§ Task instructions:
Scan the listing below and copy every line holding "name".

begin The data

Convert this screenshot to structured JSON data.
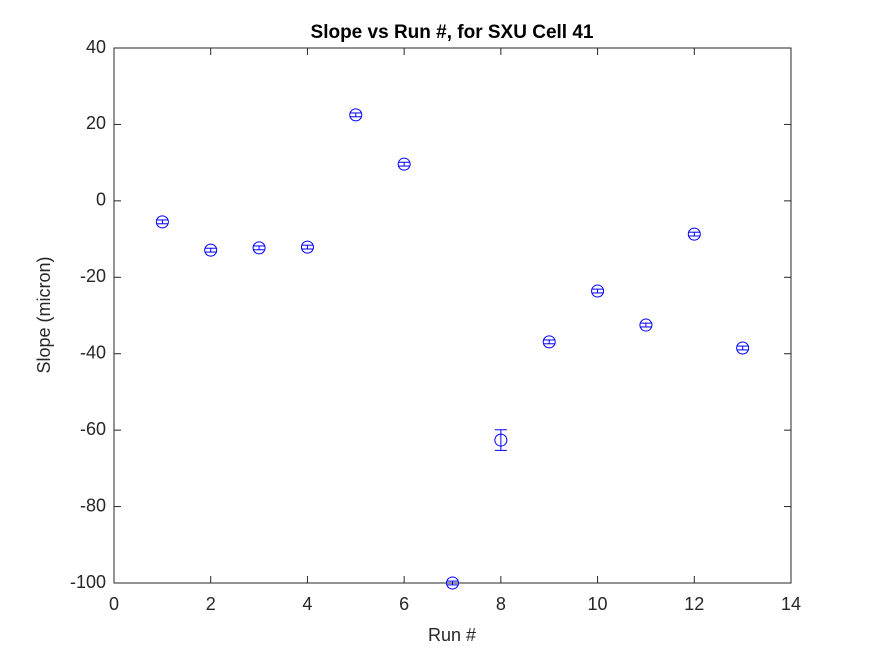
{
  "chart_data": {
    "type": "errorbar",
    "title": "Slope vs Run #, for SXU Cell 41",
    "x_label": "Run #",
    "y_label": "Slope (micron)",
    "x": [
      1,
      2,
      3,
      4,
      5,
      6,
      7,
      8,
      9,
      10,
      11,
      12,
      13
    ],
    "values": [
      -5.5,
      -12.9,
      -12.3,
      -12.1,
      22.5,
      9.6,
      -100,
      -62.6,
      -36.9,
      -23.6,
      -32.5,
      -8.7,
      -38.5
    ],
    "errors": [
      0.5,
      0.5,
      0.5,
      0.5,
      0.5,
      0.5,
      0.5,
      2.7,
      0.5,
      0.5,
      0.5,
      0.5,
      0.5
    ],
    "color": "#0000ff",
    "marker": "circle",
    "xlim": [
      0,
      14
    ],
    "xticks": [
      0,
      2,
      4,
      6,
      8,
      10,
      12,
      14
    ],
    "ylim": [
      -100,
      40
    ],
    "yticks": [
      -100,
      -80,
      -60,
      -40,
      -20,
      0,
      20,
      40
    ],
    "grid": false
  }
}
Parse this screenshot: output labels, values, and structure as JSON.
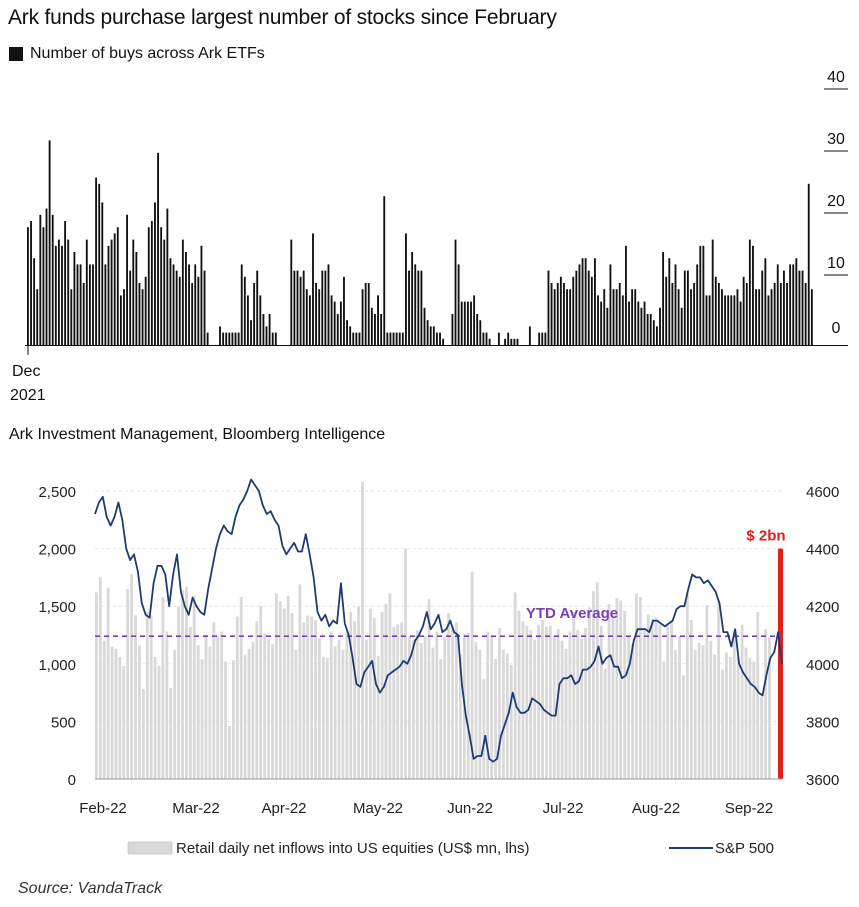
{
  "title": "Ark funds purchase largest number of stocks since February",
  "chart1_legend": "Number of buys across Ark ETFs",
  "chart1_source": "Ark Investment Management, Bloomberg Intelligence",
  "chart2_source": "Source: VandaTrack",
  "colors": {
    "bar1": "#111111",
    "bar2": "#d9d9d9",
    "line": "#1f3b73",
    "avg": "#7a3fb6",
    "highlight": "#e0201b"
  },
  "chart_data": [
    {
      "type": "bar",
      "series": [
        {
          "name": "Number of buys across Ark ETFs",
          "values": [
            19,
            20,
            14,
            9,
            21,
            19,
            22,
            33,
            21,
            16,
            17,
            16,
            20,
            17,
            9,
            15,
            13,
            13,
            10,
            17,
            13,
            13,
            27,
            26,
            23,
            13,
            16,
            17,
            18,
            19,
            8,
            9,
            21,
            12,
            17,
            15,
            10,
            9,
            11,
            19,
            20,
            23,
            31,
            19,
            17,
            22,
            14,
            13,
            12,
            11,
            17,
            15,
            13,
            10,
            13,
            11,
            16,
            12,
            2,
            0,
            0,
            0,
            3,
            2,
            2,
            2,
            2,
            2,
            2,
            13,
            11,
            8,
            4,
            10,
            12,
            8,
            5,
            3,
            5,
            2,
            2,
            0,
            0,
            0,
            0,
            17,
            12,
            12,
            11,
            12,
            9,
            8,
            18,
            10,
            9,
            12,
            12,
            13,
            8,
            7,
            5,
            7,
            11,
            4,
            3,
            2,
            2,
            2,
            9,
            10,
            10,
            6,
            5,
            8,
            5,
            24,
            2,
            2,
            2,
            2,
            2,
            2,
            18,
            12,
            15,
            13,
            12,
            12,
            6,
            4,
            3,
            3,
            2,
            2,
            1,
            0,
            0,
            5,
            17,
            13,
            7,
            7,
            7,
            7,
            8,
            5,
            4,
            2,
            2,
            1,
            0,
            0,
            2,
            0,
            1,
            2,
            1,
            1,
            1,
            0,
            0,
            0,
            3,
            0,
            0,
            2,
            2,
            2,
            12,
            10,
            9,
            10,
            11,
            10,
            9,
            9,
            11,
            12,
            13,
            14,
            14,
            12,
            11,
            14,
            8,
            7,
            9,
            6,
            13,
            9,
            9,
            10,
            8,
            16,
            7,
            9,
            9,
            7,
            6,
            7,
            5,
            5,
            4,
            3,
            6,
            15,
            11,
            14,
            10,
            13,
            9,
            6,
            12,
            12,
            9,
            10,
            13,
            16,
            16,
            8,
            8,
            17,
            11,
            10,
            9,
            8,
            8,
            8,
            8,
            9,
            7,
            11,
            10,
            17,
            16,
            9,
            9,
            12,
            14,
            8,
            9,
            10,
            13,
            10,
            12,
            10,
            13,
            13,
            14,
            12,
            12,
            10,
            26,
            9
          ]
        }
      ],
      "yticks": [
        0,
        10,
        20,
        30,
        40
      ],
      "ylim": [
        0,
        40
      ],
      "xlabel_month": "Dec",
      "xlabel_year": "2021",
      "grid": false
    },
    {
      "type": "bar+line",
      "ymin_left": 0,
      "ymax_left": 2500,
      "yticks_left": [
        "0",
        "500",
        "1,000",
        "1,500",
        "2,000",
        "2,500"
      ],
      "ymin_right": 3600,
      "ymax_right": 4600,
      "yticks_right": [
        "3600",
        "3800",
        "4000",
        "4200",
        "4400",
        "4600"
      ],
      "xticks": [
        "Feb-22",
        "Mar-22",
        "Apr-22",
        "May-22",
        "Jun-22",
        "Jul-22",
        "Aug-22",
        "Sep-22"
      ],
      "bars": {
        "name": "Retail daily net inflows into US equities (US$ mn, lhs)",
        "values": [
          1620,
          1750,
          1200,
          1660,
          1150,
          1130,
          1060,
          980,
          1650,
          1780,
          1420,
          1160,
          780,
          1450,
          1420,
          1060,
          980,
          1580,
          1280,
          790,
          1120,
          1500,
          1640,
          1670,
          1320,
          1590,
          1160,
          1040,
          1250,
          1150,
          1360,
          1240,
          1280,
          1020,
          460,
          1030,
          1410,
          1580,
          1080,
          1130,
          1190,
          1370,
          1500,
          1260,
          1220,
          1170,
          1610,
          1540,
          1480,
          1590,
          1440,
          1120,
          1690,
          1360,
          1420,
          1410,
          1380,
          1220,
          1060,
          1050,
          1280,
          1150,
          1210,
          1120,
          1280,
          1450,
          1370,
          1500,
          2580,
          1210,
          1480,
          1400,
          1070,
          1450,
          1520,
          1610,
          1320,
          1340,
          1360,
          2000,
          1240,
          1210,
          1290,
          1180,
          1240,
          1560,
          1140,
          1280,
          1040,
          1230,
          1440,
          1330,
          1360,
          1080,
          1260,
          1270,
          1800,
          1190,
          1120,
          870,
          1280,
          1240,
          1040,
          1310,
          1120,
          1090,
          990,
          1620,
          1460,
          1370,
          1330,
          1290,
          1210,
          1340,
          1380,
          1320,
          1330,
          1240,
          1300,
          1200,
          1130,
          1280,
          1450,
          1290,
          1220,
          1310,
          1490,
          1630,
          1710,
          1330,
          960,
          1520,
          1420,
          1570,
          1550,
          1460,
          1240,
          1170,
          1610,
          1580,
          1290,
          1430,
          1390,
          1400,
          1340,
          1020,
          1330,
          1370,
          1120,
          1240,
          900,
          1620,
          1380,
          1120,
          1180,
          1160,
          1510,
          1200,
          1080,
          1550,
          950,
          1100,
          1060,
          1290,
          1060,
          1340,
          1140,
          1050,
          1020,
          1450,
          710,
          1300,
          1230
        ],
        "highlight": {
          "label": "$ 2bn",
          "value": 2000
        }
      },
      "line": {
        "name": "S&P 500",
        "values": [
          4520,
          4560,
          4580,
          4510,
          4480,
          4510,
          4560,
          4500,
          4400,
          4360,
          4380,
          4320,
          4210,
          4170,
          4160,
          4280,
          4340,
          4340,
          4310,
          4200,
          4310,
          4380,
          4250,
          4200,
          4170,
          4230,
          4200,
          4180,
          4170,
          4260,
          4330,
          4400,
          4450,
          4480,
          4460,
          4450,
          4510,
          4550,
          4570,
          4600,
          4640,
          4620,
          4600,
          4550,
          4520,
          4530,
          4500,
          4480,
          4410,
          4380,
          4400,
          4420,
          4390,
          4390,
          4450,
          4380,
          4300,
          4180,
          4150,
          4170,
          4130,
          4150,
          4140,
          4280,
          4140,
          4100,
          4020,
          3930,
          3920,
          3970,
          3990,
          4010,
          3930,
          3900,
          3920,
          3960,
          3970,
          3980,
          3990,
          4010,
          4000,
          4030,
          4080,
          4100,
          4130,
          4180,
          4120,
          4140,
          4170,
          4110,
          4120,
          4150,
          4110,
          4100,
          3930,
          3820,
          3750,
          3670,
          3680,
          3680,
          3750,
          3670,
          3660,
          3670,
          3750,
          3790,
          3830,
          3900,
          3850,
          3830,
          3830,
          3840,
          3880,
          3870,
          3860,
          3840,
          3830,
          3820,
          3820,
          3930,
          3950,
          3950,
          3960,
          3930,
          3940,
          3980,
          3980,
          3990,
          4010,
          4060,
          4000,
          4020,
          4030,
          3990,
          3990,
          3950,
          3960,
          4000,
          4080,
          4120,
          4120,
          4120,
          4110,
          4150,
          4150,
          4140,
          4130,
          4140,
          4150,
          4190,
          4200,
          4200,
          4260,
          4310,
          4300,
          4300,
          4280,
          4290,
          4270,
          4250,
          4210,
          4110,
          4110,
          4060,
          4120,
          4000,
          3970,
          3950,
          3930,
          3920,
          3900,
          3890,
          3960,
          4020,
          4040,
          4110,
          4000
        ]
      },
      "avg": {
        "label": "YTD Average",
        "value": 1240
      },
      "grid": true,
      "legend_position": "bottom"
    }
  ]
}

end The data
begin The data

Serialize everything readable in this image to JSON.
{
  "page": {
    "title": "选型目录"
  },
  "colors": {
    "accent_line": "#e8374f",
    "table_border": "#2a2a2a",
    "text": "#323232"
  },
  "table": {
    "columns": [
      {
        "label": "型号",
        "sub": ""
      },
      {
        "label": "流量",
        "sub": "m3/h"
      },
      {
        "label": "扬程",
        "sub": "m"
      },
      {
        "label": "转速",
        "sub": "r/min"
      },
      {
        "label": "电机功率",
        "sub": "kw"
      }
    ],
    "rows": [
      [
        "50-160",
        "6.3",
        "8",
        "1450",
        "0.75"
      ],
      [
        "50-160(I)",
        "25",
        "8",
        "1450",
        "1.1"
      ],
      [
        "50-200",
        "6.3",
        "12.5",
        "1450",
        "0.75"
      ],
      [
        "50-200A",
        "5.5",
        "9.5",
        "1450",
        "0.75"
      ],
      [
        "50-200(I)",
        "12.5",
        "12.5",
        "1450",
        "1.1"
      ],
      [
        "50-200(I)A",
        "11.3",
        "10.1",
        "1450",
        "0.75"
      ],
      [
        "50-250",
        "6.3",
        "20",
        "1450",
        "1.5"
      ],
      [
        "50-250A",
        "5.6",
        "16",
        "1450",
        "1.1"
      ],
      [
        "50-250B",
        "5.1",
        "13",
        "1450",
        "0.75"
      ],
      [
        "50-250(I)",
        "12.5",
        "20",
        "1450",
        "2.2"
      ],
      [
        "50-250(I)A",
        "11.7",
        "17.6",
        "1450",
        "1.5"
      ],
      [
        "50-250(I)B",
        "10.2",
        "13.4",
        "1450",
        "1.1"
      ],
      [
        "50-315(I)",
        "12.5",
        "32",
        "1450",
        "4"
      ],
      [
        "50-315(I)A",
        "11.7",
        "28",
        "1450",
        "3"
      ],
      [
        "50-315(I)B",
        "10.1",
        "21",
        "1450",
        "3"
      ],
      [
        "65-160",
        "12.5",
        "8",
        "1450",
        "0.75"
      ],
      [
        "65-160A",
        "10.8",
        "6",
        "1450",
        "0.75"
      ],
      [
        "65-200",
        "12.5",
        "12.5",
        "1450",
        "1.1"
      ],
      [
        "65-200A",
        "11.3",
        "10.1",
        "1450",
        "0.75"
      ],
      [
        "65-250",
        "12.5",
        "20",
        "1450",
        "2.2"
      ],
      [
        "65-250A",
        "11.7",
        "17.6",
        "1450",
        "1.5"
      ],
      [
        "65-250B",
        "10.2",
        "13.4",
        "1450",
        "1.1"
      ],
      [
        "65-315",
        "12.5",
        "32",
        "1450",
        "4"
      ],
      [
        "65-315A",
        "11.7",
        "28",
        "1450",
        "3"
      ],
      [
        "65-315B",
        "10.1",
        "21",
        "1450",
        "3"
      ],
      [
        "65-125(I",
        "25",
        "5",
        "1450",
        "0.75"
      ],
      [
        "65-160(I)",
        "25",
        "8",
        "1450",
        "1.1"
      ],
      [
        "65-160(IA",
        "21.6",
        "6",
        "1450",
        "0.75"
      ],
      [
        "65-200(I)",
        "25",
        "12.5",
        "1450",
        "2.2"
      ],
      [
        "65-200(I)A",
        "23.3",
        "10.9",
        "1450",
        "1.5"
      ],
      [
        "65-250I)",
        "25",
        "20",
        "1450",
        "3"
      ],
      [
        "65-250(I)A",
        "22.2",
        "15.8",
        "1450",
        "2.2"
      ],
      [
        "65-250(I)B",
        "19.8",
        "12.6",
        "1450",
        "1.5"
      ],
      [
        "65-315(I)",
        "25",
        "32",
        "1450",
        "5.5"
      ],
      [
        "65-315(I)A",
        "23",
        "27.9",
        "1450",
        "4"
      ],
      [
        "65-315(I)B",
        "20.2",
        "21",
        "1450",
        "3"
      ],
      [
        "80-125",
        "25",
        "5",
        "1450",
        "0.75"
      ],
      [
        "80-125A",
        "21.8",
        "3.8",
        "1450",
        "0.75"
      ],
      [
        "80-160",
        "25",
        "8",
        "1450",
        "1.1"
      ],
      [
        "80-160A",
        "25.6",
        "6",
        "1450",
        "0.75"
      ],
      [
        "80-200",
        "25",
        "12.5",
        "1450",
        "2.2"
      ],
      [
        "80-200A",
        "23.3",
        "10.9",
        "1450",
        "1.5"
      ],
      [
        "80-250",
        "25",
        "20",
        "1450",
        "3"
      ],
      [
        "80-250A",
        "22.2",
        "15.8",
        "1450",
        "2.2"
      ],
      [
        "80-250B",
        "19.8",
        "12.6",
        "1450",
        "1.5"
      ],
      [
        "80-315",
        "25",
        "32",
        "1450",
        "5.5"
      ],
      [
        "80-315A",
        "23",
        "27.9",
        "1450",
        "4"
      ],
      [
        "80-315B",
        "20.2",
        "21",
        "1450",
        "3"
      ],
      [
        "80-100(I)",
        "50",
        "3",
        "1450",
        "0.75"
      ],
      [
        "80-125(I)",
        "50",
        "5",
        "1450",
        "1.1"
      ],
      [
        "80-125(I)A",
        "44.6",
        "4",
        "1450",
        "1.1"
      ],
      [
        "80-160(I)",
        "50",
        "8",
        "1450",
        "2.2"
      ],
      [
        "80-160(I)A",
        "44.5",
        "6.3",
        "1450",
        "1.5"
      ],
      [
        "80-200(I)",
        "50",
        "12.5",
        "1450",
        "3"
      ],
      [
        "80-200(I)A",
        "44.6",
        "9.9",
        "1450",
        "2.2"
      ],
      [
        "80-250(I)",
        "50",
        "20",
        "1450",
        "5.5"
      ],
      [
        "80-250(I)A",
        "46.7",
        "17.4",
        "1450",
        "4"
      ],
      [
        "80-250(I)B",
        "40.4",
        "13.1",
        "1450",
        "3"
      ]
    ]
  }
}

end The data

§ Right answer:
          "name": "Number of buys across Ark ETFs",
        "name": "Retail daily net inflows into US equities (US$ mn, lhs)",
        "name": "S&P 500",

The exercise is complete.